_Given request_
Below are records to repeat exactly. Omit the pictures from the copy.

--- START ---

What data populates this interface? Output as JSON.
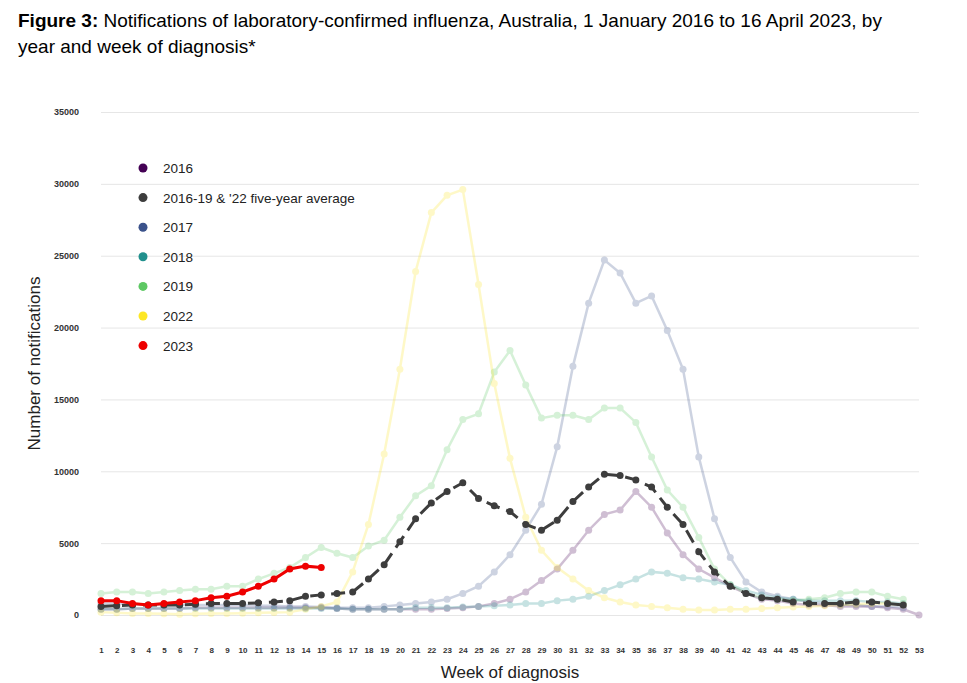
{
  "chart_data": {
    "type": "line",
    "title": "Figure 3: Notifications of laboratory-confirmed influenza, Australia, 1 January 2016 to 16 April 2023, by year and week of diagnosis*",
    "x_label": "Week of diagnosis",
    "y_label": "Number of notifications",
    "x": [
      1,
      2,
      3,
      4,
      5,
      6,
      7,
      8,
      9,
      10,
      11,
      12,
      13,
      14,
      15,
      16,
      17,
      18,
      19,
      20,
      21,
      22,
      23,
      24,
      25,
      26,
      27,
      28,
      29,
      30,
      31,
      32,
      33,
      34,
      35,
      36,
      37,
      38,
      39,
      40,
      41,
      42,
      43,
      44,
      45,
      46,
      47,
      48,
      49,
      50,
      51,
      52,
      53
    ],
    "xlim": [
      1,
      53
    ],
    "xticks": [
      1,
      2,
      3,
      4,
      5,
      6,
      7,
      8,
      9,
      10,
      11,
      12,
      13,
      14,
      15,
      16,
      17,
      18,
      19,
      20,
      21,
      22,
      23,
      24,
      25,
      26,
      27,
      28,
      29,
      30,
      31,
      32,
      33,
      34,
      35,
      36,
      37,
      38,
      39,
      40,
      41,
      42,
      43,
      44,
      45,
      46,
      47,
      48,
      49,
      50,
      51,
      52,
      53
    ],
    "ylim": [
      0,
      35000
    ],
    "yticks": [
      0,
      5000,
      10000,
      15000,
      20000,
      25000,
      30000,
      35000
    ],
    "grid": true,
    "legend": "upper left",
    "series": [
      {
        "name": "2016",
        "color": "#440154",
        "marker": "circle",
        "line_style": "solid",
        "values": [
          400,
          400,
          450,
          450,
          450,
          450,
          500,
          500,
          500,
          500,
          500,
          500,
          500,
          500,
          500,
          450,
          400,
          400,
          400,
          400,
          400,
          400,
          450,
          500,
          600,
          800,
          1100,
          1600,
          2400,
          3200,
          4500,
          5900,
          7000,
          7300,
          8600,
          7500,
          5700,
          4200,
          3200,
          2600,
          2000,
          1500,
          1100,
          1000,
          800,
          700,
          700,
          600,
          600,
          600,
          500,
          400,
          0
        ]
      },
      {
        "name": "2016-19 & '22 five-year average",
        "color": "#3d3d3d",
        "marker": "circle",
        "line_style": "dashed",
        "values": [
          600,
          650,
          700,
          700,
          700,
          700,
          750,
          800,
          800,
          800,
          850,
          900,
          1000,
          1300,
          1400,
          1500,
          1600,
          2500,
          3500,
          5100,
          6700,
          7800,
          8600,
          9200,
          8100,
          7600,
          7200,
          6300,
          5900,
          6600,
          7900,
          8900,
          9800,
          9700,
          9400,
          8900,
          7500,
          6300,
          4400,
          3000,
          2000,
          1500,
          1200,
          1100,
          900,
          800,
          800,
          800,
          900,
          900,
          800,
          700,
          null
        ]
      },
      {
        "name": "2017",
        "color": "#3b528b",
        "marker": "circle",
        "line_style": "solid",
        "values": [
          800,
          800,
          750,
          700,
          700,
          700,
          700,
          700,
          700,
          700,
          650,
          650,
          600,
          600,
          550,
          500,
          500,
          500,
          600,
          700,
          800,
          900,
          1100,
          1500,
          2000,
          3000,
          4200,
          5900,
          7700,
          11700,
          17300,
          21700,
          24700,
          23800,
          21700,
          22200,
          19800,
          17100,
          11000,
          6700,
          4000,
          2300,
          1600,
          1300,
          1100,
          900,
          800,
          700,
          700,
          600,
          600,
          500,
          null
        ]
      },
      {
        "name": "2018",
        "color": "#21908d",
        "marker": "circle",
        "line_style": "solid",
        "values": [
          400,
          400,
          450,
          450,
          450,
          450,
          450,
          450,
          450,
          450,
          450,
          450,
          450,
          450,
          450,
          450,
          400,
          400,
          400,
          400,
          500,
          500,
          500,
          550,
          600,
          650,
          700,
          800,
          800,
          1000,
          1100,
          1300,
          1700,
          2100,
          2500,
          3000,
          2900,
          2600,
          2500,
          2300,
          2100,
          1700,
          1400,
          1200,
          1100,
          1000,
          1000,
          1000,
          1000,
          900,
          900,
          800,
          null
        ]
      },
      {
        "name": "2019",
        "color": "#5dc863",
        "marker": "circle",
        "line_style": "solid",
        "values": [
          1500,
          1600,
          1600,
          1500,
          1600,
          1700,
          1800,
          1800,
          2000,
          2000,
          2500,
          2900,
          3300,
          4000,
          4700,
          4300,
          4000,
          4800,
          5200,
          6800,
          8300,
          9000,
          11500,
          13600,
          14000,
          16900,
          18400,
          16000,
          13700,
          13900,
          13900,
          13600,
          14400,
          14400,
          13400,
          11000,
          8700,
          7500,
          5400,
          3200,
          2100,
          1500,
          1200,
          1100,
          1000,
          1100,
          1200,
          1500,
          1600,
          1600,
          1300,
          1100,
          null
        ]
      },
      {
        "name": "2022",
        "color": "#fde725",
        "marker": "circle",
        "line_style": "solid",
        "values": [
          200,
          150,
          100,
          100,
          80,
          50,
          80,
          100,
          100,
          120,
          150,
          180,
          200,
          400,
          600,
          900,
          3000,
          6300,
          11200,
          17100,
          23900,
          28000,
          29200,
          29600,
          23000,
          16100,
          10900,
          6800,
          4500,
          3300,
          2500,
          1700,
          1200,
          900,
          700,
          600,
          500,
          400,
          350,
          350,
          400,
          400,
          450,
          500,
          550,
          600,
          650,
          700,
          750,
          800,
          800,
          700,
          null
        ]
      },
      {
        "name": "2023",
        "color": "#ee0000",
        "marker": "circle",
        "line_style": "solid",
        "values": [
          1000,
          1000,
          800,
          700,
          800,
          900,
          1000,
          1200,
          1300,
          1600,
          2000,
          2500,
          3200,
          3400,
          3300,
          null,
          null,
          null,
          null,
          null,
          null,
          null,
          null,
          null,
          null,
          null,
          null,
          null,
          null,
          null,
          null,
          null,
          null,
          null,
          null,
          null,
          null,
          null,
          null,
          null,
          null,
          null,
          null,
          null,
          null,
          null,
          null,
          null,
          null,
          null,
          null,
          null,
          null
        ]
      }
    ]
  }
}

--- END ---

_Response to the exercise_
What data populates this interface? Output as JSON.
{
  "chart_data": {
    "type": "line",
    "title": "Figure 3: Notifications of laboratory-confirmed influenza, Australia, 1 January 2016 to 16 April 2023, by year and week of diagnosis*",
    "x_label": "Week of diagnosis",
    "y_label": "Number of notifications",
    "x": [
      1,
      2,
      3,
      4,
      5,
      6,
      7,
      8,
      9,
      10,
      11,
      12,
      13,
      14,
      15,
      16,
      17,
      18,
      19,
      20,
      21,
      22,
      23,
      24,
      25,
      26,
      27,
      28,
      29,
      30,
      31,
      32,
      33,
      34,
      35,
      36,
      37,
      38,
      39,
      40,
      41,
      42,
      43,
      44,
      45,
      46,
      47,
      48,
      49,
      50,
      51,
      52,
      53
    ],
    "xlim": [
      1,
      53
    ],
    "xticks": [
      1,
      2,
      3,
      4,
      5,
      6,
      7,
      8,
      9,
      10,
      11,
      12,
      13,
      14,
      15,
      16,
      17,
      18,
      19,
      20,
      21,
      22,
      23,
      24,
      25,
      26,
      27,
      28,
      29,
      30,
      31,
      32,
      33,
      34,
      35,
      36,
      37,
      38,
      39,
      40,
      41,
      42,
      43,
      44,
      45,
      46,
      47,
      48,
      49,
      50,
      51,
      52,
      53
    ],
    "ylim": [
      0,
      35000
    ],
    "yticks": [
      0,
      5000,
      10000,
      15000,
      20000,
      25000,
      30000,
      35000
    ],
    "grid": true,
    "legend": "upper left",
    "series": [
      {
        "name": "2016",
        "color": "#440154",
        "marker": "circle",
        "line_style": "solid",
        "values": [
          400,
          400,
          450,
          450,
          450,
          450,
          500,
          500,
          500,
          500,
          500,
          500,
          500,
          500,
          500,
          450,
          400,
          400,
          400,
          400,
          400,
          400,
          450,
          500,
          600,
          800,
          1100,
          1600,
          2400,
          3200,
          4500,
          5900,
          7000,
          7300,
          8600,
          7500,
          5700,
          4200,
          3200,
          2600,
          2000,
          1500,
          1100,
          1000,
          800,
          700,
          700,
          600,
          600,
          600,
          500,
          400,
          0
        ]
      },
      {
        "name": "2016-19 & '22 five-year average",
        "color": "#3d3d3d",
        "marker": "circle",
        "line_style": "dashed",
        "values": [
          600,
          650,
          700,
          700,
          700,
          700,
          750,
          800,
          800,
          800,
          850,
          900,
          1000,
          1300,
          1400,
          1500,
          1600,
          2500,
          3500,
          5100,
          6700,
          7800,
          8600,
          9200,
          8100,
          7600,
          7200,
          6300,
          5900,
          6600,
          7900,
          8900,
          9800,
          9700,
          9400,
          8900,
          7500,
          6300,
          4400,
          3000,
          2000,
          1500,
          1200,
          1100,
          900,
          800,
          800,
          800,
          900,
          900,
          800,
          700,
          null
        ]
      },
      {
        "name": "2017",
        "color": "#3b528b",
        "marker": "circle",
        "line_style": "solid",
        "values": [
          800,
          800,
          750,
          700,
          700,
          700,
          700,
          700,
          700,
          700,
          650,
          650,
          600,
          600,
          550,
          500,
          500,
          500,
          600,
          700,
          800,
          900,
          1100,
          1500,
          2000,
          3000,
          4200,
          5900,
          7700,
          11700,
          17300,
          21700,
          24700,
          23800,
          21700,
          22200,
          19800,
          17100,
          11000,
          6700,
          4000,
          2300,
          1600,
          1300,
          1100,
          900,
          800,
          700,
          700,
          600,
          600,
          500,
          null
        ]
      },
      {
        "name": "2018",
        "color": "#21908d",
        "marker": "circle",
        "line_style": "solid",
        "values": [
          400,
          400,
          450,
          450,
          450,
          450,
          450,
          450,
          450,
          450,
          450,
          450,
          450,
          450,
          450,
          450,
          400,
          400,
          400,
          400,
          500,
          500,
          500,
          550,
          600,
          650,
          700,
          800,
          800,
          1000,
          1100,
          1300,
          1700,
          2100,
          2500,
          3000,
          2900,
          2600,
          2500,
          2300,
          2100,
          1700,
          1400,
          1200,
          1100,
          1000,
          1000,
          1000,
          1000,
          900,
          900,
          800,
          null
        ]
      },
      {
        "name": "2019",
        "color": "#5dc863",
        "marker": "circle",
        "line_style": "solid",
        "values": [
          1500,
          1600,
          1600,
          1500,
          1600,
          1700,
          1800,
          1800,
          2000,
          2000,
          2500,
          2900,
          3300,
          4000,
          4700,
          4300,
          4000,
          4800,
          5200,
          6800,
          8300,
          9000,
          11500,
          13600,
          14000,
          16900,
          18400,
          16000,
          13700,
          13900,
          13900,
          13600,
          14400,
          14400,
          13400,
          11000,
          8700,
          7500,
          5400,
          3200,
          2100,
          1500,
          1200,
          1100,
          1000,
          1100,
          1200,
          1500,
          1600,
          1600,
          1300,
          1100,
          null
        ]
      },
      {
        "name": "2022",
        "color": "#fde725",
        "marker": "circle",
        "line_style": "solid",
        "values": [
          200,
          150,
          100,
          100,
          80,
          50,
          80,
          100,
          100,
          120,
          150,
          180,
          200,
          400,
          600,
          900,
          3000,
          6300,
          11200,
          17100,
          23900,
          28000,
          29200,
          29600,
          23000,
          16100,
          10900,
          6800,
          4500,
          3300,
          2500,
          1700,
          1200,
          900,
          700,
          600,
          500,
          400,
          350,
          350,
          400,
          400,
          450,
          500,
          550,
          600,
          650,
          700,
          750,
          800,
          800,
          700,
          null
        ]
      },
      {
        "name": "2023",
        "color": "#ee0000",
        "marker": "circle",
        "line_style": "solid",
        "values": [
          1000,
          1000,
          800,
          700,
          800,
          900,
          1000,
          1200,
          1300,
          1600,
          2000,
          2500,
          3200,
          3400,
          3300,
          null,
          null,
          null,
          null,
          null,
          null,
          null,
          null,
          null,
          null,
          null,
          null,
          null,
          null,
          null,
          null,
          null,
          null,
          null,
          null,
          null,
          null,
          null,
          null,
          null,
          null,
          null,
          null,
          null,
          null,
          null,
          null,
          null,
          null,
          null,
          null,
          null,
          null
        ]
      }
    ]
  }
}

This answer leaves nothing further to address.